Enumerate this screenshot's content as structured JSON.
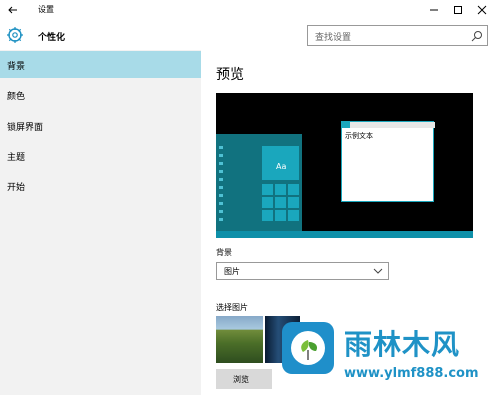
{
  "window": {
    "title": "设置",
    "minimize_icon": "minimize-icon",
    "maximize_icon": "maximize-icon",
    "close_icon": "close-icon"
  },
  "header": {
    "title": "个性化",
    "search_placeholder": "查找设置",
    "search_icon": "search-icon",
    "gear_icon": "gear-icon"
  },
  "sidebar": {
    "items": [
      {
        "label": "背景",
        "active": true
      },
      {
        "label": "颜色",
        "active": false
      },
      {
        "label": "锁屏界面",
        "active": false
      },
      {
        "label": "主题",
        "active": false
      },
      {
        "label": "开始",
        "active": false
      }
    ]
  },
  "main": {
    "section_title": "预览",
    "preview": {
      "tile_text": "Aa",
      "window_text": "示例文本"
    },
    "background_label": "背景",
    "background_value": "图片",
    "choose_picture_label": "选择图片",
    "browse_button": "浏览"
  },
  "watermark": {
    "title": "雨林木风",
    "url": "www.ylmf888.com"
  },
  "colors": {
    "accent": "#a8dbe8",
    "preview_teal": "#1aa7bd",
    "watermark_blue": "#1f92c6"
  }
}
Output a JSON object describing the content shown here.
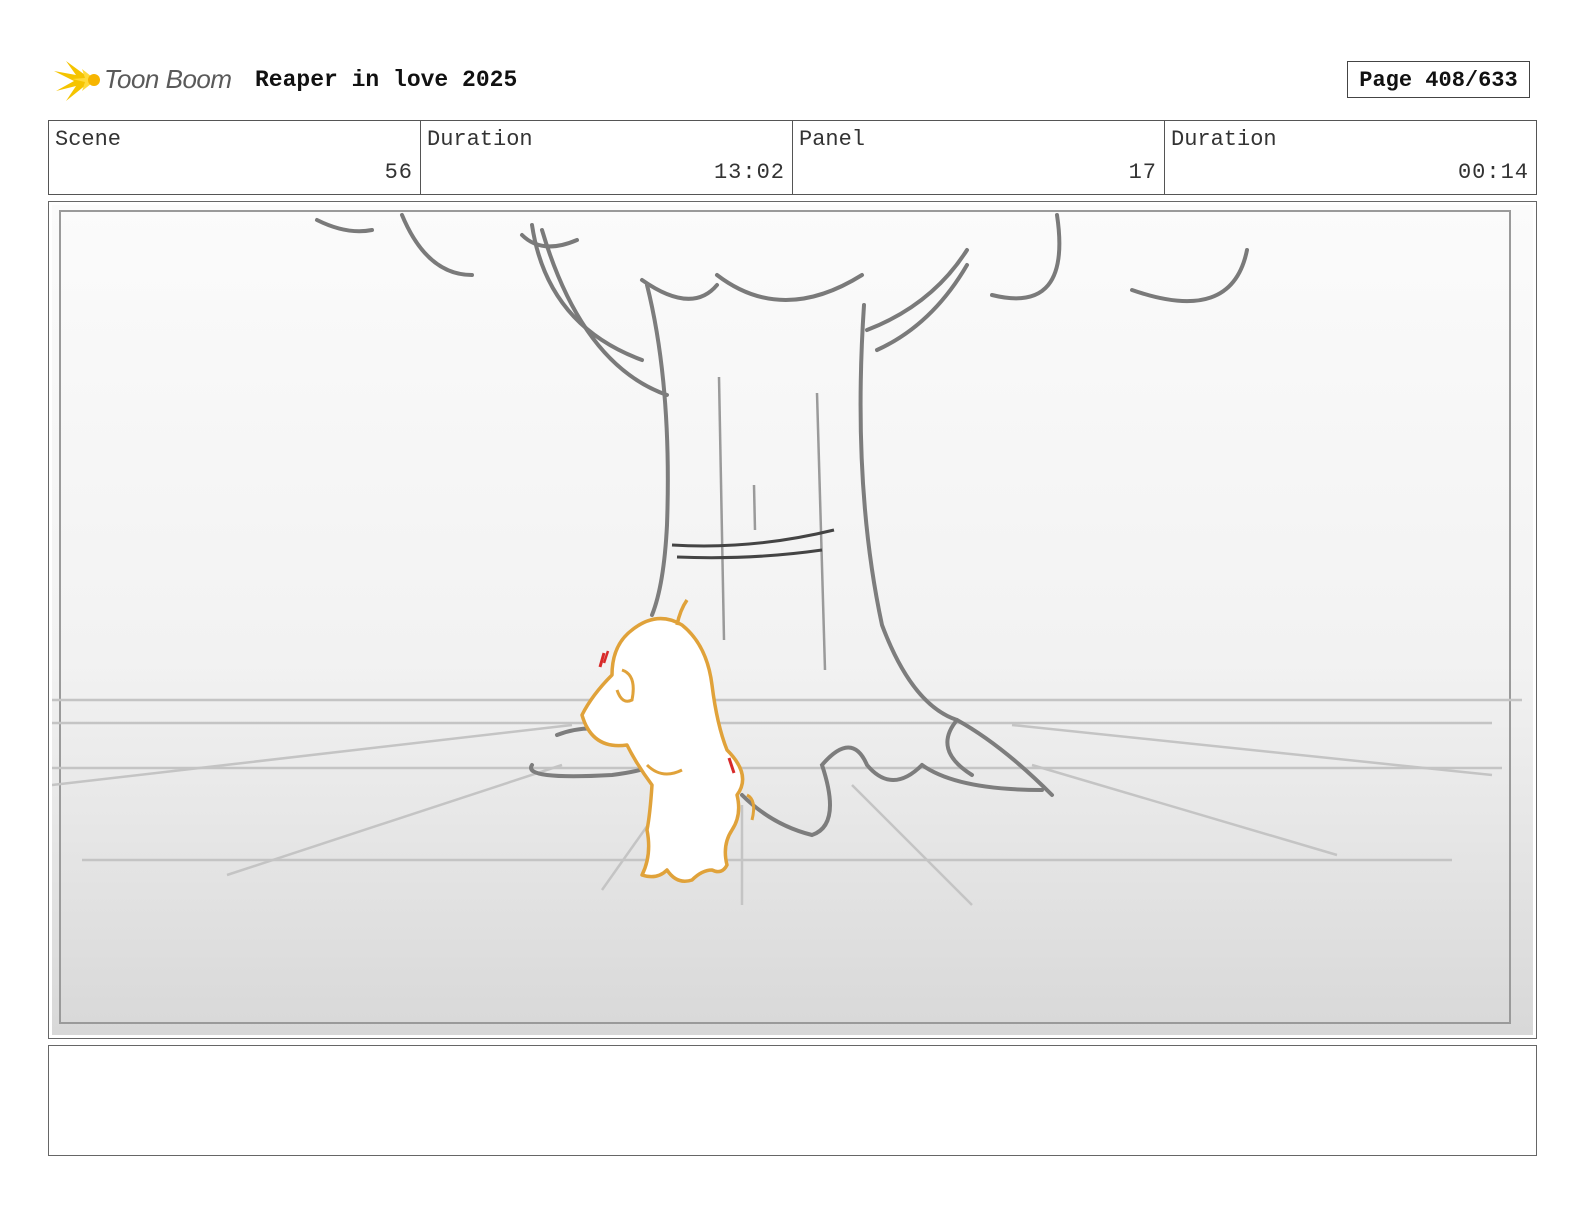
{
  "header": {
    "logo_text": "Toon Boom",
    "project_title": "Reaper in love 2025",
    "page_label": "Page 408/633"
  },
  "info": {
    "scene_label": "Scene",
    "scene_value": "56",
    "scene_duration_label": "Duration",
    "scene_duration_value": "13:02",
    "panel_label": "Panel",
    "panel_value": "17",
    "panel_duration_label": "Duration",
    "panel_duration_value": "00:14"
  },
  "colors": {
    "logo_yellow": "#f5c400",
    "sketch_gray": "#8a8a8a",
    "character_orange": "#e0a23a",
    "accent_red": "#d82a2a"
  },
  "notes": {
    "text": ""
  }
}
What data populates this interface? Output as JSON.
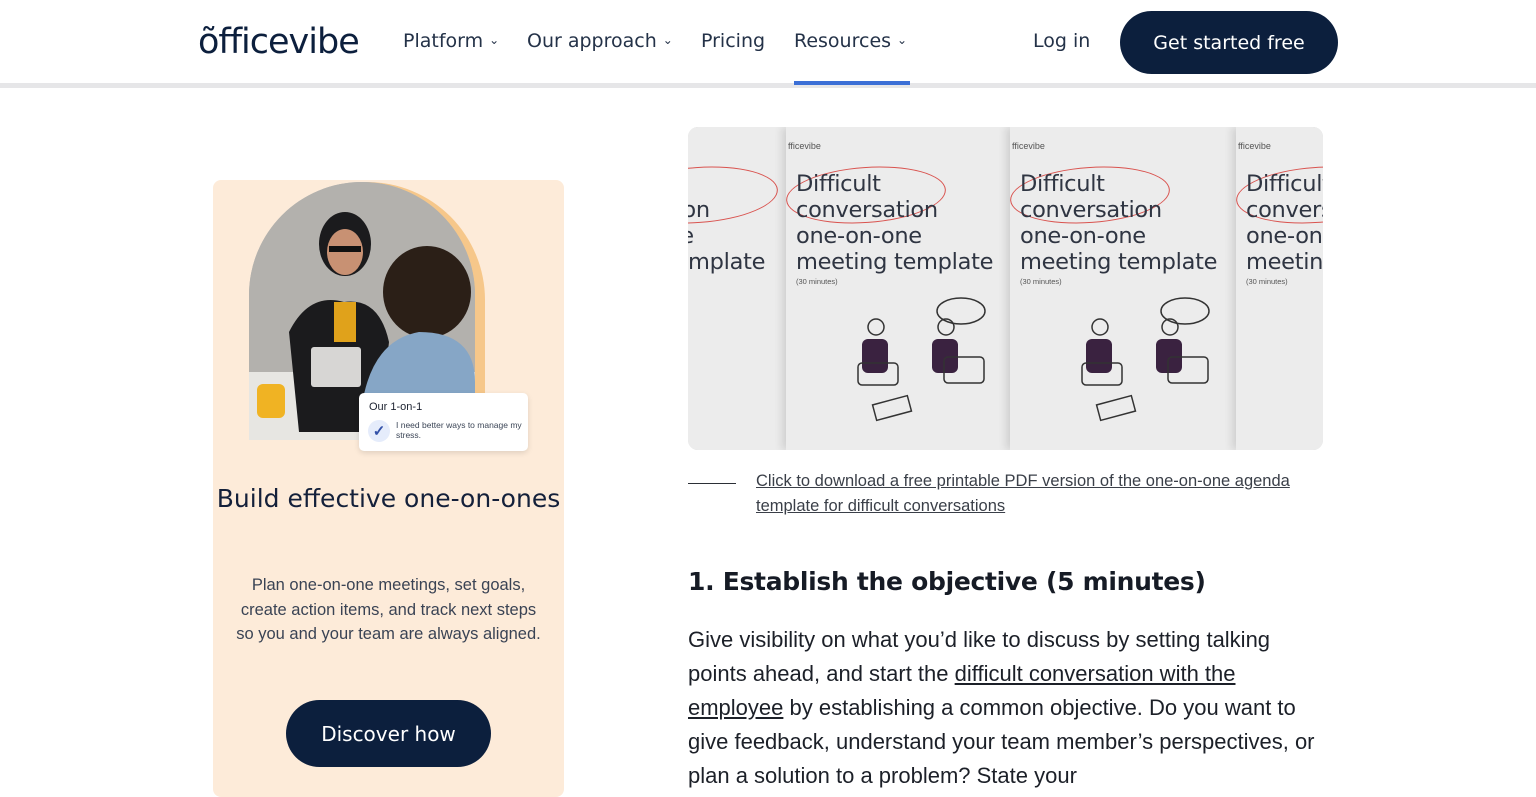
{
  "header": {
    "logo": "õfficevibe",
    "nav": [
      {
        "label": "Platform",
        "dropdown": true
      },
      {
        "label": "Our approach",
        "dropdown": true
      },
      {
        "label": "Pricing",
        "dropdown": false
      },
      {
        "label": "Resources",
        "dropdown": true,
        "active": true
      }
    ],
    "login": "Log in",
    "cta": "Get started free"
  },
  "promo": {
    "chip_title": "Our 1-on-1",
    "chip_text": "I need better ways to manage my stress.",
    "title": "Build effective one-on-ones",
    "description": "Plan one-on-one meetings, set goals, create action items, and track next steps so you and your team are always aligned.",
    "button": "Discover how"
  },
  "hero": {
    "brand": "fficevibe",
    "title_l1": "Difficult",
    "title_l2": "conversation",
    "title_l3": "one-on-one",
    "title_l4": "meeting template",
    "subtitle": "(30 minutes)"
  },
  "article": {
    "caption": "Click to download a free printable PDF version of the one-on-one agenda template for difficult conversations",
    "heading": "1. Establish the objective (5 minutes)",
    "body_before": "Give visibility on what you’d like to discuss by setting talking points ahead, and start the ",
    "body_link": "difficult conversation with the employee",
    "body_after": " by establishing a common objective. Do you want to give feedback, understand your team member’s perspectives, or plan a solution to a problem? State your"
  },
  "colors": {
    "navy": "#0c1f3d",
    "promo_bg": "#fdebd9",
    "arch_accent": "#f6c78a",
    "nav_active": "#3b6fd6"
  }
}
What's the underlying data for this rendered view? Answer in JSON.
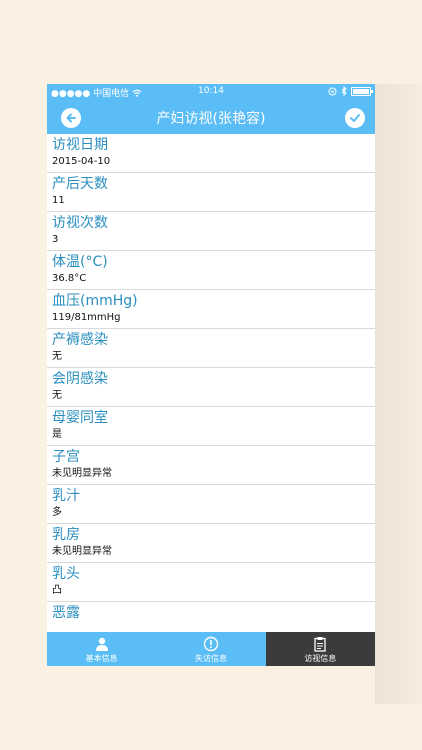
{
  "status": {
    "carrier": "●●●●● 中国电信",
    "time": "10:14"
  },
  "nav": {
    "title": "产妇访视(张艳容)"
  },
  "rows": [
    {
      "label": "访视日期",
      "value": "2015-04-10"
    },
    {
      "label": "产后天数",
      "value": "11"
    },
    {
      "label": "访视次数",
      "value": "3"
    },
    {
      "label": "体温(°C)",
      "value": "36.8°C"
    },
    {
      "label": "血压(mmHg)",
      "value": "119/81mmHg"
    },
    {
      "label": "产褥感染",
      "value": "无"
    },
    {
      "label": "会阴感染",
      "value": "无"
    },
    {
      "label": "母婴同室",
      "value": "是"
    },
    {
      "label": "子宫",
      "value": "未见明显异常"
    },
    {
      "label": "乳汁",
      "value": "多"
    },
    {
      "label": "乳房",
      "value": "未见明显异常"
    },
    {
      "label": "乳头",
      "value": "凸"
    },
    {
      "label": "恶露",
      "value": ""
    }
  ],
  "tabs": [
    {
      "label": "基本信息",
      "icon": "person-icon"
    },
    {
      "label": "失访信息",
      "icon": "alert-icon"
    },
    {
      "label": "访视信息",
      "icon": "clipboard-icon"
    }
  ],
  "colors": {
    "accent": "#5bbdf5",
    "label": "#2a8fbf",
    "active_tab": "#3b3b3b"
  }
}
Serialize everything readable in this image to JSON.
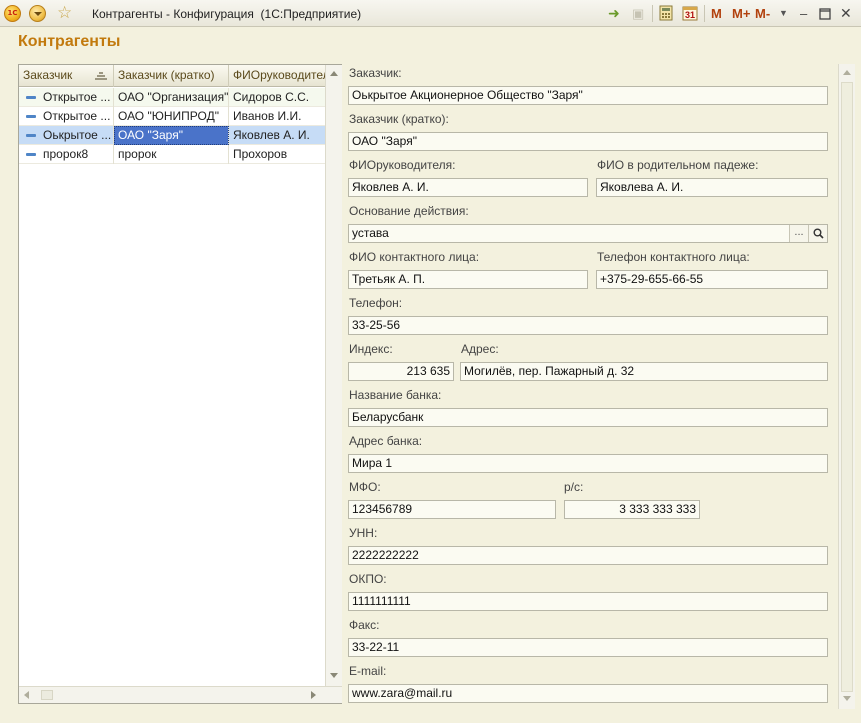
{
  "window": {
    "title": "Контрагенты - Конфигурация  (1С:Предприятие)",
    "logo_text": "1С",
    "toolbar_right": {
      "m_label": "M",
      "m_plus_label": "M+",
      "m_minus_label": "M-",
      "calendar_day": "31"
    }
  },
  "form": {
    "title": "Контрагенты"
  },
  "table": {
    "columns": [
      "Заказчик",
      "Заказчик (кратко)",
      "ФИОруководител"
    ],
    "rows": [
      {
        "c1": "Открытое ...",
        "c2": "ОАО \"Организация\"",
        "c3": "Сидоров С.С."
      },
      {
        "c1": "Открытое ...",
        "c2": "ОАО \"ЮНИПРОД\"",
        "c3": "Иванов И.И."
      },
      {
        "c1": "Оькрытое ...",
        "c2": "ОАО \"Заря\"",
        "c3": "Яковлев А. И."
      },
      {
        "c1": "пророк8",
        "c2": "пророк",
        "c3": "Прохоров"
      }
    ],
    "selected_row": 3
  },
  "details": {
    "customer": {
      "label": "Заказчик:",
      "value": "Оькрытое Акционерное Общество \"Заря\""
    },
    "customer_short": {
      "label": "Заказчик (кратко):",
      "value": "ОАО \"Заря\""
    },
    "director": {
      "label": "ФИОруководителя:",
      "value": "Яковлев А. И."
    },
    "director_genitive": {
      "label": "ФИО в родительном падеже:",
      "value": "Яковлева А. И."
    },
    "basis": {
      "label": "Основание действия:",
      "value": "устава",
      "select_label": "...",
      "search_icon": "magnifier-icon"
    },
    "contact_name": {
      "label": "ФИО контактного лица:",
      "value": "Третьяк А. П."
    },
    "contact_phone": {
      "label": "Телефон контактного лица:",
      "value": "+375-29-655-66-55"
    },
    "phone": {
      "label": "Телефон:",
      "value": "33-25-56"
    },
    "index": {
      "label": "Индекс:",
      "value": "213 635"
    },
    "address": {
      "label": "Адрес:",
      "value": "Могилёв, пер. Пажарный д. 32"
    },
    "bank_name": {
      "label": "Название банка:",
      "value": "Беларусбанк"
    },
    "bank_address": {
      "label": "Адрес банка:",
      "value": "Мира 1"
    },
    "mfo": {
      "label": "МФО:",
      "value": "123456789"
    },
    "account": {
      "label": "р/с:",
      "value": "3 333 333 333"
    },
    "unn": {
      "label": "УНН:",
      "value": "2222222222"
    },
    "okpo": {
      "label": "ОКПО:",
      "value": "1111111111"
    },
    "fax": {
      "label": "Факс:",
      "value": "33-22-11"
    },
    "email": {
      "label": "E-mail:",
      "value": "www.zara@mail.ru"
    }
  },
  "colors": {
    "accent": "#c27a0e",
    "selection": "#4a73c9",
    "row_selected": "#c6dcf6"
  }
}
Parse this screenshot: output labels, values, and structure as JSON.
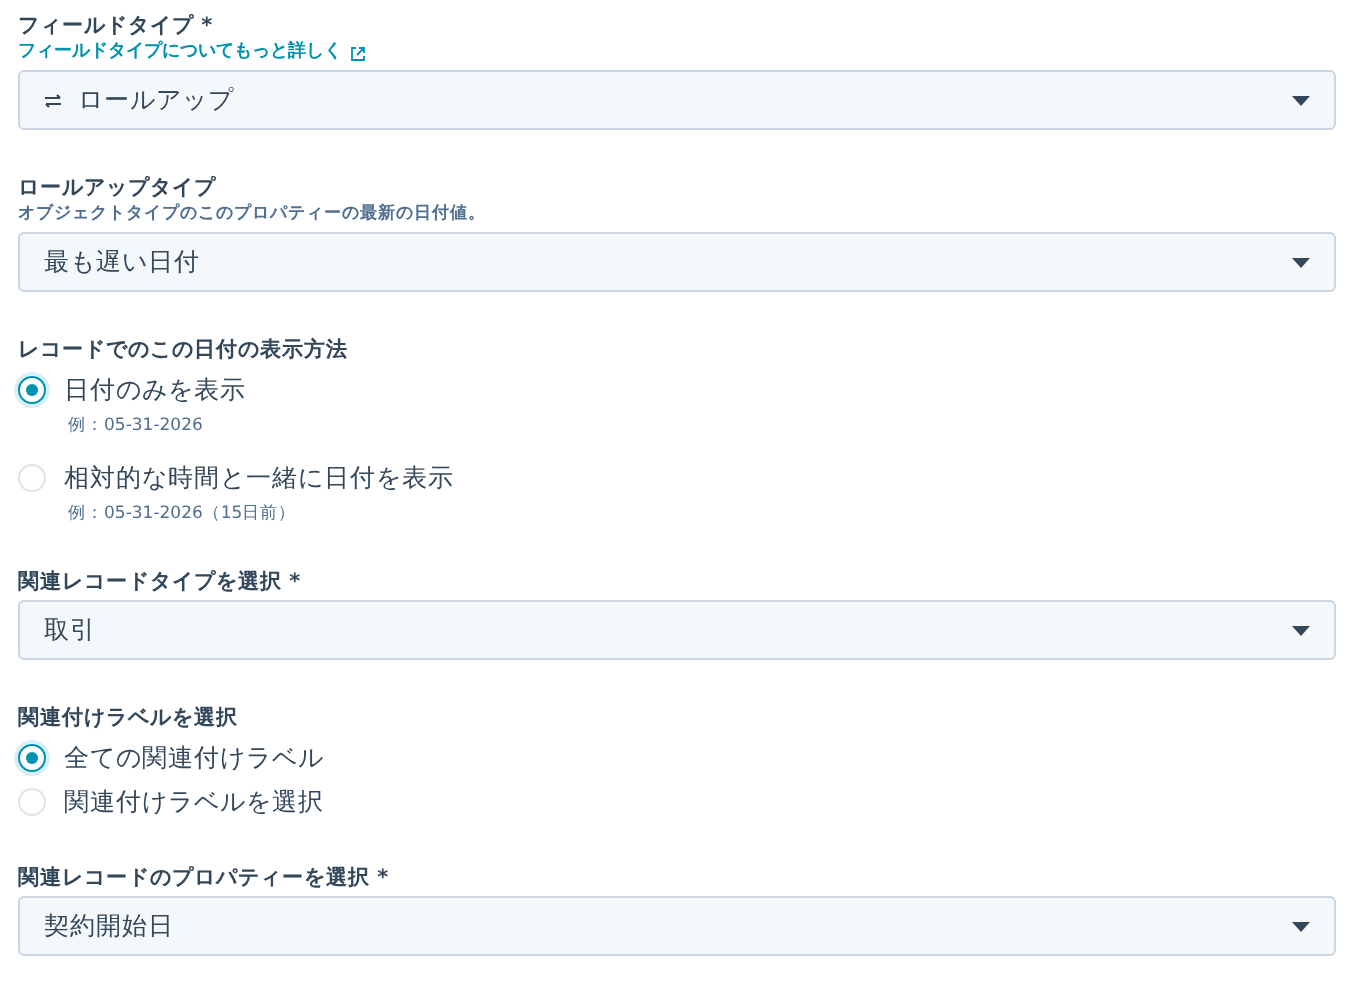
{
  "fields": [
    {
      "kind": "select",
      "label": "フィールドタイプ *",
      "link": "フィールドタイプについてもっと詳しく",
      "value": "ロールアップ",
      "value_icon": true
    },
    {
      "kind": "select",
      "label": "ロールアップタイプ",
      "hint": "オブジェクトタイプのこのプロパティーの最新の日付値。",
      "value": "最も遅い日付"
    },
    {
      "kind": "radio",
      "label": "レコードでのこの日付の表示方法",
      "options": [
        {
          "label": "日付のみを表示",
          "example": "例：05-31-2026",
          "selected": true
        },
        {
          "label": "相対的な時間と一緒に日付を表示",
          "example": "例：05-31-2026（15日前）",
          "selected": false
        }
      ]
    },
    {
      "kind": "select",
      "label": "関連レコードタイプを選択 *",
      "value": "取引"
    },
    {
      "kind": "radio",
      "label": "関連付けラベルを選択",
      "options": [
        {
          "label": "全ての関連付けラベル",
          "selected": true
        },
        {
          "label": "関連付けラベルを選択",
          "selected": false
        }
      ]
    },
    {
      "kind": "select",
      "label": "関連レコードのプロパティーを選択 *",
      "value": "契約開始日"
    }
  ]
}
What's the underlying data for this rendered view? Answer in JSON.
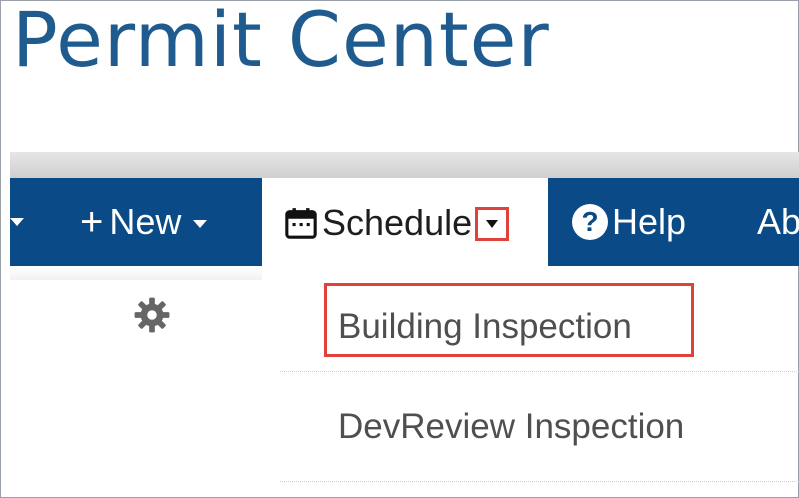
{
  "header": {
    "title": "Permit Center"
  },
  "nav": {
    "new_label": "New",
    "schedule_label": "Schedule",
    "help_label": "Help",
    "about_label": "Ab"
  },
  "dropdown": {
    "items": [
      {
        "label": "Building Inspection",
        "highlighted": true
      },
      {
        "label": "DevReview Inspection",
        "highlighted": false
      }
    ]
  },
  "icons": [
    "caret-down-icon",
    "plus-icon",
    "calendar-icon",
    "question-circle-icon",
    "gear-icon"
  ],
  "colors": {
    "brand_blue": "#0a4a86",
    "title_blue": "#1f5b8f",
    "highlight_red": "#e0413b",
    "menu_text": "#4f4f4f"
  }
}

- - -

**Aim of the task:**
Isolate each line of the listing above that includes "лица". Copy it.

**Correct answer:**
      "label": "ФИО контактного лица:",
      "label": "Телефон контактного лица:",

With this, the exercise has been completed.